• Task statement: Reproduce the lines of the material exactly, excluding every image.

• Provided entries:
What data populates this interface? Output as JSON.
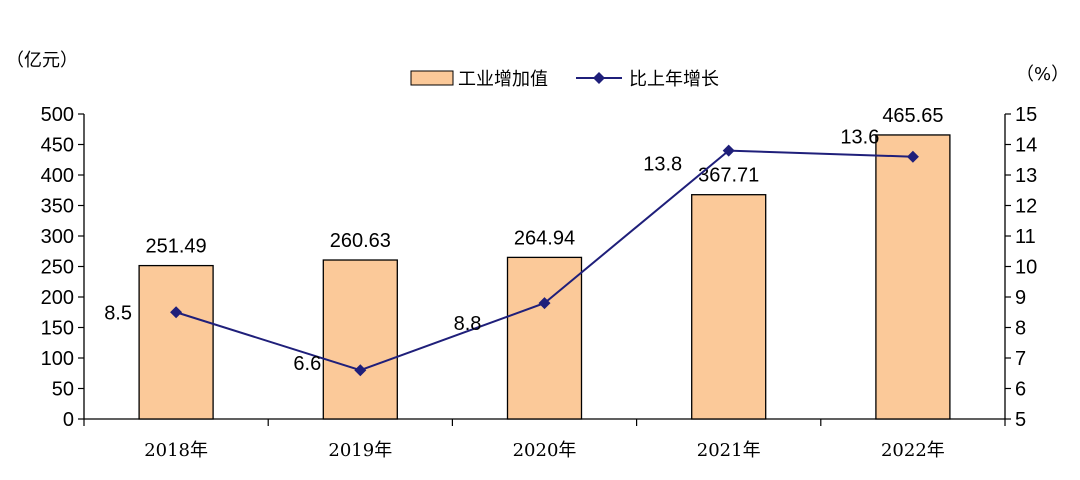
{
  "chart_data": {
    "type": "bar",
    "categories": [
      "2018年",
      "2019年",
      "2020年",
      "2021年",
      "2022年"
    ],
    "series": [
      {
        "name": "工业增加值",
        "type": "bar",
        "axis": "left",
        "values": [
          251.49,
          260.63,
          264.94,
          367.71,
          465.65
        ],
        "labels": [
          "251.49",
          "260.63",
          "264.94",
          "367.71",
          "465.65"
        ],
        "color": "#FBC999"
      },
      {
        "name": "比上年增长",
        "type": "line",
        "axis": "right",
        "values": [
          8.5,
          6.6,
          8.8,
          13.8,
          13.6
        ],
        "labels": [
          "8.5",
          "6.6",
          "8.8",
          "13.8",
          "13.6"
        ],
        "color": "#1F1F7A"
      }
    ],
    "y_left": {
      "unit_label": "（亿元）",
      "range": [
        0,
        500
      ],
      "ticks": [
        "0",
        "50",
        "100",
        "150",
        "200",
        "250",
        "300",
        "350",
        "400",
        "450",
        "500"
      ]
    },
    "y_right": {
      "unit_label": "（%）",
      "range": [
        5,
        15
      ],
      "ticks": [
        "5",
        "6",
        "7",
        "8",
        "9",
        "10",
        "11",
        "12",
        "13",
        "14",
        "15"
      ]
    },
    "grid": false,
    "legend": "top-center"
  }
}
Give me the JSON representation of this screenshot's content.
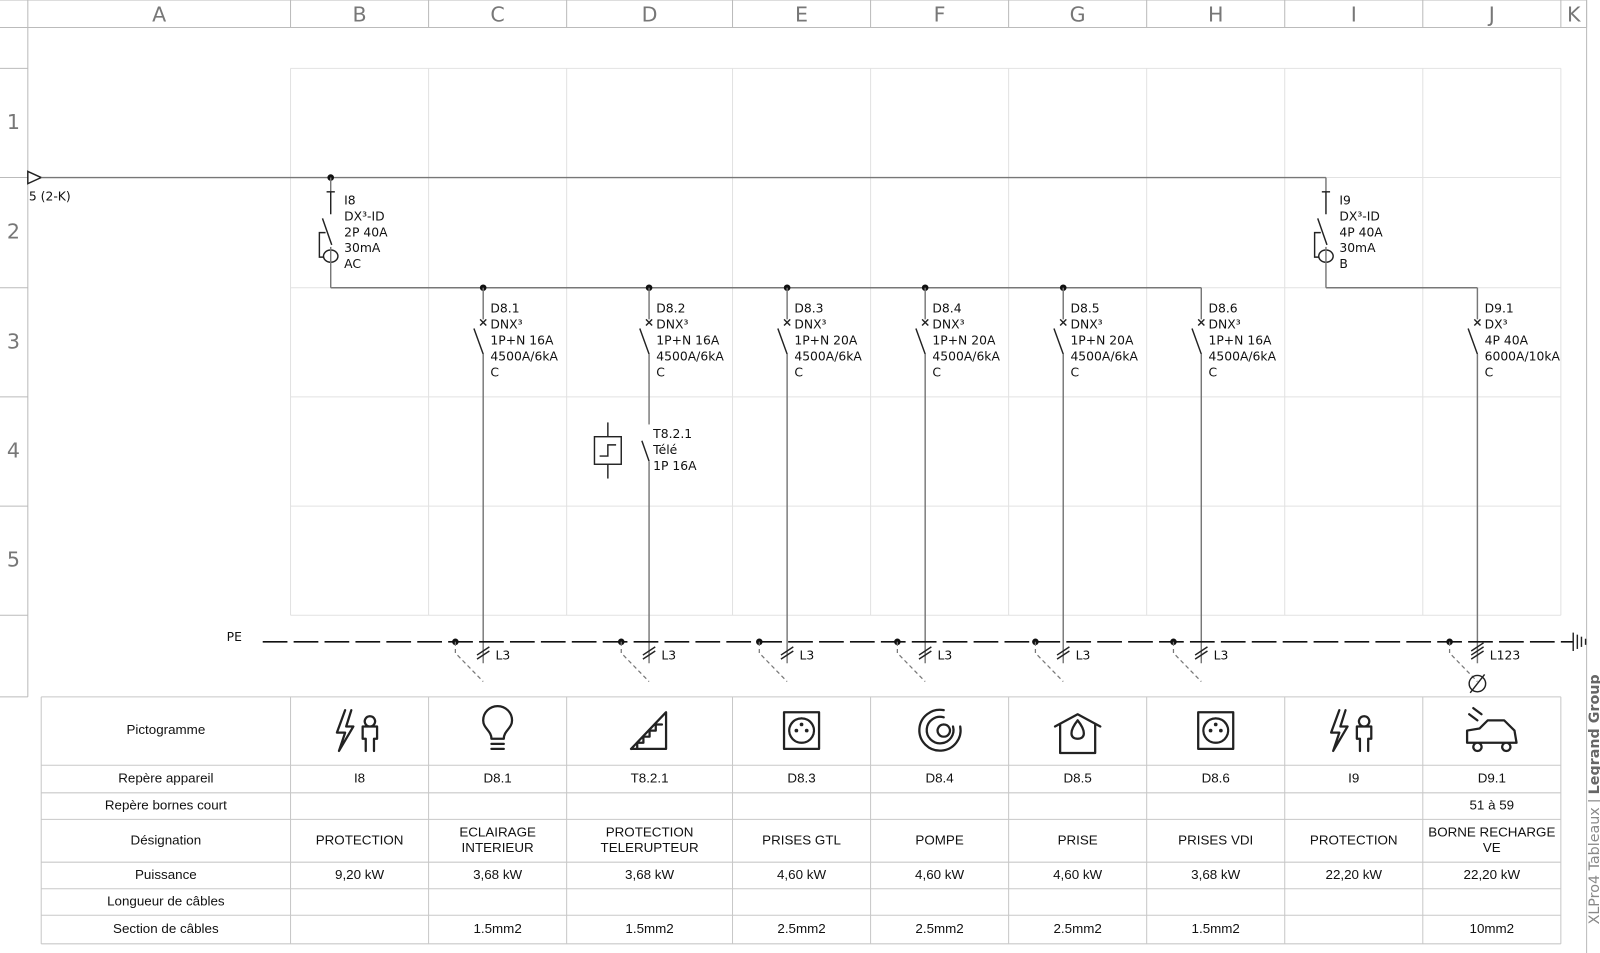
{
  "columns": [
    "A",
    "B",
    "C",
    "D",
    "E",
    "F",
    "G",
    "H",
    "I",
    "J",
    "K"
  ],
  "rows": [
    "1",
    "2",
    "3",
    "4",
    "5"
  ],
  "feed_label": "5 (2-K)",
  "pe_label": "PE",
  "devices": [
    [
      "I8",
      "DX³-ID",
      "2P 40A",
      "30mA",
      "AC"
    ],
    [
      "I9",
      "DX³-ID",
      "4P 40A",
      "30mA",
      "B"
    ],
    [
      "D8.1",
      "DNX³",
      "1P+N 16A",
      "4500A/6kA",
      "C"
    ],
    [
      "D8.2",
      "DNX³",
      "1P+N 16A",
      "4500A/6kA",
      "C"
    ],
    [
      "D8.3",
      "DNX³",
      "1P+N 20A",
      "4500A/6kA",
      "C"
    ],
    [
      "D8.4",
      "DNX³",
      "1P+N 20A",
      "4500A/6kA",
      "C"
    ],
    [
      "D8.5",
      "DNX³",
      "1P+N 20A",
      "4500A/6kA",
      "C"
    ],
    [
      "D8.6",
      "DNX³",
      "1P+N 16A",
      "4500A/6kA",
      "C"
    ],
    [
      "D9.1",
      "DX³",
      "4P 40A",
      "6000A/10kA",
      "C"
    ],
    [
      "T8.2.1",
      "Télé",
      "1P 16A"
    ]
  ],
  "cables": [
    "L3",
    "L3",
    "L3",
    "L3",
    "L3",
    "L3",
    "L123"
  ],
  "table": {
    "pictogram_header": "Pictogramme",
    "rows": [
      [
        "Repère appareil",
        "I8",
        "D8.1",
        "T8.2.1",
        "D8.3",
        "D8.4",
        "D8.5",
        "D8.6",
        "I9",
        "D9.1"
      ],
      [
        "Repère bornes court",
        null,
        null,
        null,
        null,
        null,
        null,
        null,
        null,
        "51 à 59"
      ],
      [
        "Désignation",
        [
          "PROTECTION"
        ],
        [
          "ECLAIRAGE",
          "INTERIEUR"
        ],
        [
          "PROTECTION",
          "TELERUPTEUR"
        ],
        [
          "PRISES GTL"
        ],
        [
          "POMPE"
        ],
        [
          "PRISE"
        ],
        [
          "PRISES VDI"
        ],
        [
          "PROTECTION"
        ],
        [
          "BORNE RECHARGE",
          "VE"
        ]
      ],
      [
        "Puissance",
        "9,20 kW",
        "3,68 kW",
        "3,68 kW",
        "4,60 kW",
        "4,60 kW",
        "4,60 kW",
        "3,68 kW",
        "22,20 kW",
        "22,20 kW"
      ],
      [
        "Longueur de câbles",
        null,
        null,
        null,
        null,
        null,
        null,
        null,
        null,
        null
      ],
      [
        "Section de câbles",
        null,
        "1.5mm2",
        "1.5mm2",
        "2.5mm2",
        "2.5mm2",
        "2.5mm2",
        "1.5mm2",
        null,
        "10mm2"
      ]
    ]
  },
  "footer": {
    "software": "XLPro4 Tableaux",
    "separator": "|",
    "company": "Legrand Group"
  }
}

• Worked solution:
What data populates this interface? Output as JSON.
{
  "chart_data": {
    "type": "bar",
    "categories": [
      "2018年",
      "2019年",
      "2020年",
      "2021年",
      "2022年"
    ],
    "series": [
      {
        "name": "工业增加值",
        "type": "bar",
        "axis": "left",
        "values": [
          251.49,
          260.63,
          264.94,
          367.71,
          465.65
        ],
        "labels": [
          "251.49",
          "260.63",
          "264.94",
          "367.71",
          "465.65"
        ],
        "color": "#FBC999"
      },
      {
        "name": "比上年增长",
        "type": "line",
        "axis": "right",
        "values": [
          8.5,
          6.6,
          8.8,
          13.8,
          13.6
        ],
        "labels": [
          "8.5",
          "6.6",
          "8.8",
          "13.8",
          "13.6"
        ],
        "color": "#1F1F7A"
      }
    ],
    "y_left": {
      "unit_label": "（亿元）",
      "range": [
        0,
        500
      ],
      "ticks": [
        "0",
        "50",
        "100",
        "150",
        "200",
        "250",
        "300",
        "350",
        "400",
        "450",
        "500"
      ]
    },
    "y_right": {
      "unit_label": "（%）",
      "range": [
        5,
        15
      ],
      "ticks": [
        "5",
        "6",
        "7",
        "8",
        "9",
        "10",
        "11",
        "12",
        "13",
        "14",
        "15"
      ]
    },
    "grid": false,
    "legend": "top-center"
  }
}
Give me the JSON representation of this screenshot's content.
{
  "columns": [
    "A",
    "B",
    "C",
    "D",
    "E",
    "F",
    "G",
    "H",
    "I",
    "J",
    "K"
  ],
  "rows": [
    "1",
    "2",
    "3",
    "4",
    "5"
  ],
  "feed_label": "5 (2-K)",
  "pe_label": "PE",
  "devices": [
    [
      "I8",
      "DX³-ID",
      "2P 40A",
      "30mA",
      "AC"
    ],
    [
      "I9",
      "DX³-ID",
      "4P 40A",
      "30mA",
      "B"
    ],
    [
      "D8.1",
      "DNX³",
      "1P+N 16A",
      "4500A/6kA",
      "C"
    ],
    [
      "D8.2",
      "DNX³",
      "1P+N 16A",
      "4500A/6kA",
      "C"
    ],
    [
      "D8.3",
      "DNX³",
      "1P+N 20A",
      "4500A/6kA",
      "C"
    ],
    [
      "D8.4",
      "DNX³",
      "1P+N 20A",
      "4500A/6kA",
      "C"
    ],
    [
      "D8.5",
      "DNX³",
      "1P+N 20A",
      "4500A/6kA",
      "C"
    ],
    [
      "D8.6",
      "DNX³",
      "1P+N 16A",
      "4500A/6kA",
      "C"
    ],
    [
      "D9.1",
      "DX³",
      "4P 40A",
      "6000A/10kA",
      "C"
    ],
    [
      "T8.2.1",
      "Télé",
      "1P 16A"
    ]
  ],
  "cables": [
    "L3",
    "L3",
    "L3",
    "L3",
    "L3",
    "L3",
    "L123"
  ],
  "table": {
    "pictogram_header": "Pictogramme",
    "rows": [
      [
        "Repère appareil",
        "I8",
        "D8.1",
        "T8.2.1",
        "D8.3",
        "D8.4",
        "D8.5",
        "D8.6",
        "I9",
        "D9.1"
      ],
      [
        "Repère bornes court",
        null,
        null,
        null,
        null,
        null,
        null,
        null,
        null,
        "51 à 59"
      ],
      [
        "Désignation",
        [
          "PROTECTION"
        ],
        [
          "ECLAIRAGE",
          "INTERIEUR"
        ],
        [
          "PROTECTION",
          "TELERUPTEUR"
        ],
        [
          "PRISES GTL"
        ],
        [
          "POMPE"
        ],
        [
          "PRISE"
        ],
        [
          "PRISES VDI"
        ],
        [
          "PROTECTION"
        ],
        [
          "BORNE RECHARGE",
          "VE"
        ]
      ],
      [
        "Puissance",
        "9,20 kW",
        "3,68 kW",
        "3,68 kW",
        "4,60 kW",
        "4,60 kW",
        "4,60 kW",
        "3,68 kW",
        "22,20 kW",
        "22,20 kW"
      ],
      [
        "Longueur de câbles",
        null,
        null,
        null,
        null,
        null,
        null,
        null,
        null,
        null
      ],
      [
        "Section de câbles",
        null,
        "1.5mm2",
        "1.5mm2",
        "2.5mm2",
        "2.5mm2",
        "2.5mm2",
        "1.5mm2",
        null,
        "10mm2"
      ]
    ]
  },
  "footer": {
    "software": "XLPro4 Tableaux",
    "separator": "|",
    "company": "Legrand Group"
  }
}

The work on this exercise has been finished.